■ **Listing**:
************

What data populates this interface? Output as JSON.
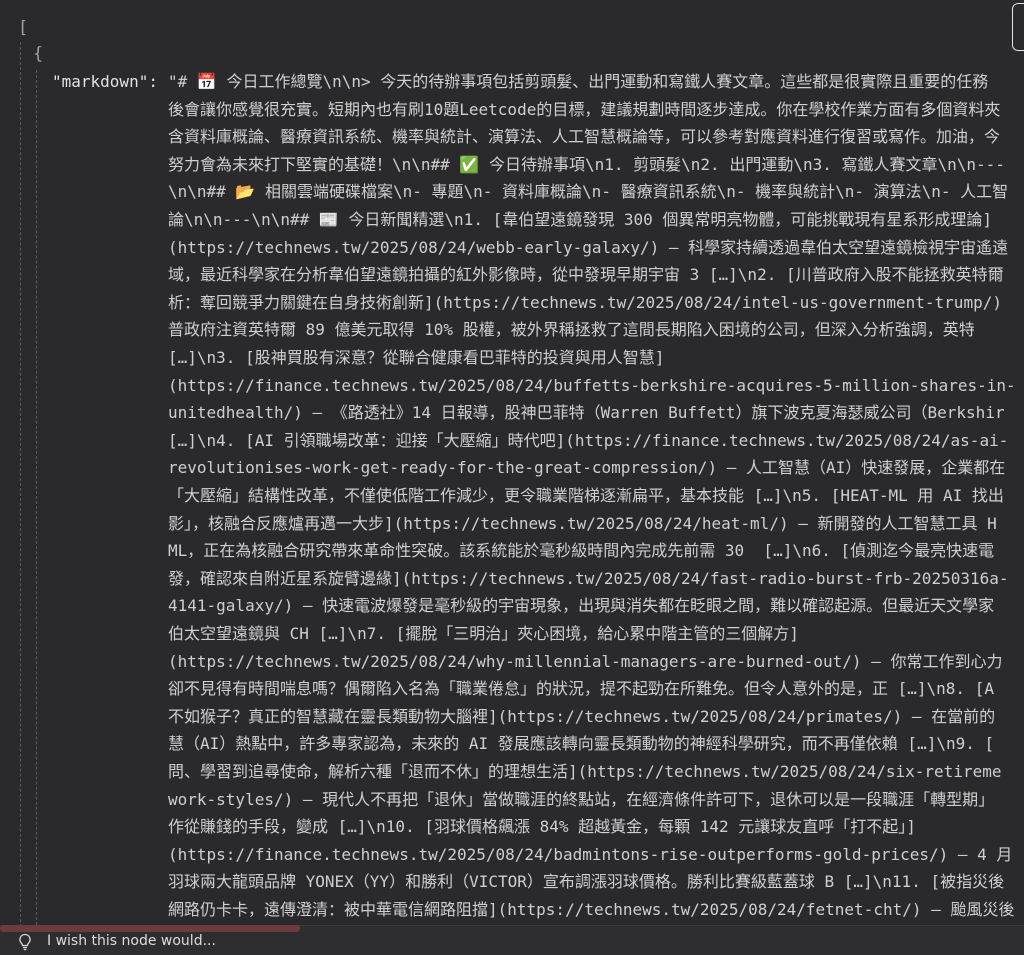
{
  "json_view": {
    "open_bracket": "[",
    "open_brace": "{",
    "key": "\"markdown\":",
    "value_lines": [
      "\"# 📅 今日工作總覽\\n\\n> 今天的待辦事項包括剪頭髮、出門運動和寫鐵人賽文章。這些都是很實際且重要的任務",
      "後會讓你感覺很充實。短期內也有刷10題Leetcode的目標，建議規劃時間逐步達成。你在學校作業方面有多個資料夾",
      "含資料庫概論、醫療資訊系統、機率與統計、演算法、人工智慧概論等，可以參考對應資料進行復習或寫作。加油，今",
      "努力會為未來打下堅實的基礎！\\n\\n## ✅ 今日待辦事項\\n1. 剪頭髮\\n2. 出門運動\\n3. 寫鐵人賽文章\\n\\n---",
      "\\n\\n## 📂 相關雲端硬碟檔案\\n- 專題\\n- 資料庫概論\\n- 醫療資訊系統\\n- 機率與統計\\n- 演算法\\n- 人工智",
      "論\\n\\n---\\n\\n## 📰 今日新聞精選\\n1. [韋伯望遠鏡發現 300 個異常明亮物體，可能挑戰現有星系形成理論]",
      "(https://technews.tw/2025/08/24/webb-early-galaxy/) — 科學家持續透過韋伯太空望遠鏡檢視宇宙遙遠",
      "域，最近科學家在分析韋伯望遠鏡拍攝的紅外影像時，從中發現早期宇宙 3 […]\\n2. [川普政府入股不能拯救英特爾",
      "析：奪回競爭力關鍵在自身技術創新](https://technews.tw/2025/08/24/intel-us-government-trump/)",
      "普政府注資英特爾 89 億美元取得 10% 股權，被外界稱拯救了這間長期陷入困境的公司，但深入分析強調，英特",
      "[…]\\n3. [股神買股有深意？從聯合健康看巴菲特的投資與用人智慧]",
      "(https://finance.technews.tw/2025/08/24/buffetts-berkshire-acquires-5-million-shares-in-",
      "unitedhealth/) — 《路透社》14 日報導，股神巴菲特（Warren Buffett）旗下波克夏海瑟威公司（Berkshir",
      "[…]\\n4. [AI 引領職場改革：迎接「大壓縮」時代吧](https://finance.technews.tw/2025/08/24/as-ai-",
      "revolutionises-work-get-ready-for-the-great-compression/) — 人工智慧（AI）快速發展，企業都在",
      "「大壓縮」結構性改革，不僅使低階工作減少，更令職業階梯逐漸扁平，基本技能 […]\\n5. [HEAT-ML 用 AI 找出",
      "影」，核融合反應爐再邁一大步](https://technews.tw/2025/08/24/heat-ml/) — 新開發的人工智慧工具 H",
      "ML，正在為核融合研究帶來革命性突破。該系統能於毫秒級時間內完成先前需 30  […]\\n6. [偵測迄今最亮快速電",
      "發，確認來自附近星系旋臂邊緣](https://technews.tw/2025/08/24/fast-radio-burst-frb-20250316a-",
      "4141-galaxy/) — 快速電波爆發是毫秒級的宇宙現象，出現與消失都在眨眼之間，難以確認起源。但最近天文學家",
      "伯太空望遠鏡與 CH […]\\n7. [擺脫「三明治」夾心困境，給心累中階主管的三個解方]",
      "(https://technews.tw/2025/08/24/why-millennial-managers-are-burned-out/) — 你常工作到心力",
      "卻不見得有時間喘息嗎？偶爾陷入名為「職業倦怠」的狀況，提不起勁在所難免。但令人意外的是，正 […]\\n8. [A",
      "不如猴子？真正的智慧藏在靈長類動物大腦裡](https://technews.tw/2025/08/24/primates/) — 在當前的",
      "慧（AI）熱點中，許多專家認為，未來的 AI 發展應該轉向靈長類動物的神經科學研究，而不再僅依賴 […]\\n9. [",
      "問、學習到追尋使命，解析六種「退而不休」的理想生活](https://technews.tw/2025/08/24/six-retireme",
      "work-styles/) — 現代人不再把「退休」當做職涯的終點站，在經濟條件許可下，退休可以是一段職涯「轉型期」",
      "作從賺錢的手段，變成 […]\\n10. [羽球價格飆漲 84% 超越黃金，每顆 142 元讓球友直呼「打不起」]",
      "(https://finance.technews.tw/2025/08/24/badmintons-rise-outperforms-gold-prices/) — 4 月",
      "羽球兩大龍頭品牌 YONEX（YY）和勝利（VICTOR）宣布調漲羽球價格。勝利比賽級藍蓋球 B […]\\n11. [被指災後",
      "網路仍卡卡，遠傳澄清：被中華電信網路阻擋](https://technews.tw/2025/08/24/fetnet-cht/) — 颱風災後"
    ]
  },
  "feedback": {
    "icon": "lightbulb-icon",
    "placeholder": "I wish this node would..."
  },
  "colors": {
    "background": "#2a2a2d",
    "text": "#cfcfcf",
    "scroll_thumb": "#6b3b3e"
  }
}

************

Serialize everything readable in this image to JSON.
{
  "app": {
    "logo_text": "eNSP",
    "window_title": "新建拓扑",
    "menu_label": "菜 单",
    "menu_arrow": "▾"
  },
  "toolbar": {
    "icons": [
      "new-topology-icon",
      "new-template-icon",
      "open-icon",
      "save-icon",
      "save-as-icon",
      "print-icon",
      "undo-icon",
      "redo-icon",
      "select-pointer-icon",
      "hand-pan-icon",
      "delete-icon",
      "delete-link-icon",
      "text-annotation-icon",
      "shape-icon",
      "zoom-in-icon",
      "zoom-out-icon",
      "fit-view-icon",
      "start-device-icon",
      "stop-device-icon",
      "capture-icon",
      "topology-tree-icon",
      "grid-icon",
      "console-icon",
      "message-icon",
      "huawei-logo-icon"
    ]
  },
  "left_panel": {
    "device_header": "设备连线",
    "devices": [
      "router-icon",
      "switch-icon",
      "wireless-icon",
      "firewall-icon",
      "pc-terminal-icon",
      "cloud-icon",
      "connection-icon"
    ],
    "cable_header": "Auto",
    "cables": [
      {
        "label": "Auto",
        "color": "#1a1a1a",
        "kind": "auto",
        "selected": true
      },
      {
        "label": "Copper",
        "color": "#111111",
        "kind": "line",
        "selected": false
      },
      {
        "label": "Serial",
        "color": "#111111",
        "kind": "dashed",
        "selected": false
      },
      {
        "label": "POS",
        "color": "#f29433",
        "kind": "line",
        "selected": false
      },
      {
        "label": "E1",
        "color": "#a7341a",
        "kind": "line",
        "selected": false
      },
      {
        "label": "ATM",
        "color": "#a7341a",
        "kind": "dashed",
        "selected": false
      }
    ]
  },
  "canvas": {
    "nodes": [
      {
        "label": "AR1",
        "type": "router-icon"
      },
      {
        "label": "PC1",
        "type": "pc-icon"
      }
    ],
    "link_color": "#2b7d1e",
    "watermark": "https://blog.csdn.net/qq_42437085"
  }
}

************

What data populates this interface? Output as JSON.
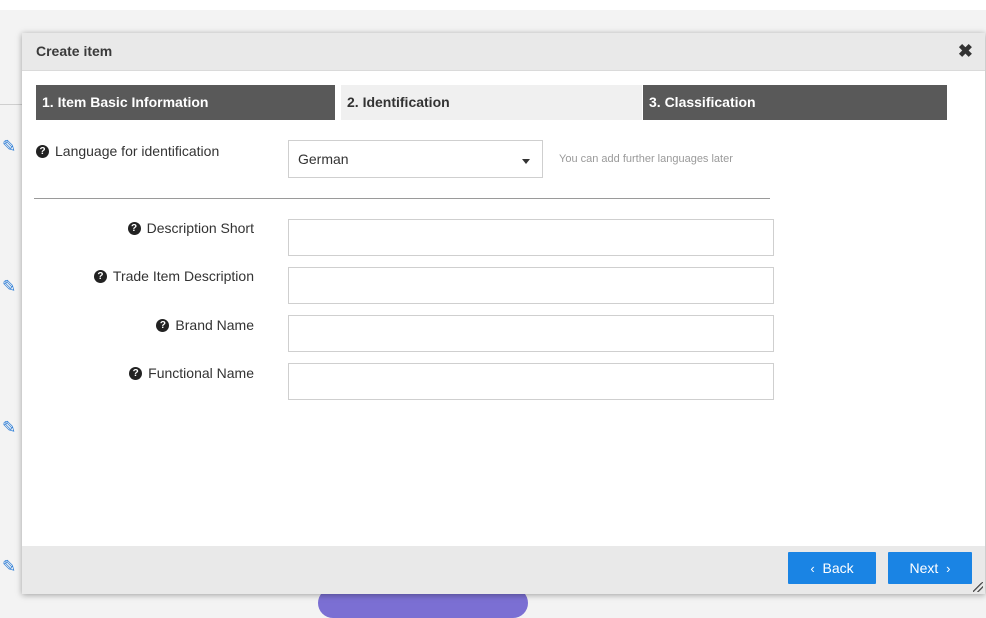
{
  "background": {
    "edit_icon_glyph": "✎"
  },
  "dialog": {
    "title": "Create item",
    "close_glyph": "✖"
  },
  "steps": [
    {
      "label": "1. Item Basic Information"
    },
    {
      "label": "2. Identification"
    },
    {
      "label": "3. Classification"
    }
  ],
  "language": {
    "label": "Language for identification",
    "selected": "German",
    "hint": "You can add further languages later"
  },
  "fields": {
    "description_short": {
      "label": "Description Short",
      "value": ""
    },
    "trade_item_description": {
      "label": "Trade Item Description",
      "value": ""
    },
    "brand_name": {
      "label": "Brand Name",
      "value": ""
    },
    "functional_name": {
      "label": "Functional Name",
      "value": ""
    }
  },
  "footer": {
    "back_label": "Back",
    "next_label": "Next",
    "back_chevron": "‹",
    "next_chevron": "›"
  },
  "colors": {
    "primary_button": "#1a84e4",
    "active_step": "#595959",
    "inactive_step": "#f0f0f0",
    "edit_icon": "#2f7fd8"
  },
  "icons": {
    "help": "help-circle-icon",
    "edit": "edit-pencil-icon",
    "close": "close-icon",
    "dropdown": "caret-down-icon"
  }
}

************

Check each line above for "this" and return the ones that have it.

What data populates this interface? Output as JSON.
    "placeholder": "I wish this node would..."
Serialize everything readable in this image to JSON.
What data populates this interface? Output as JSON.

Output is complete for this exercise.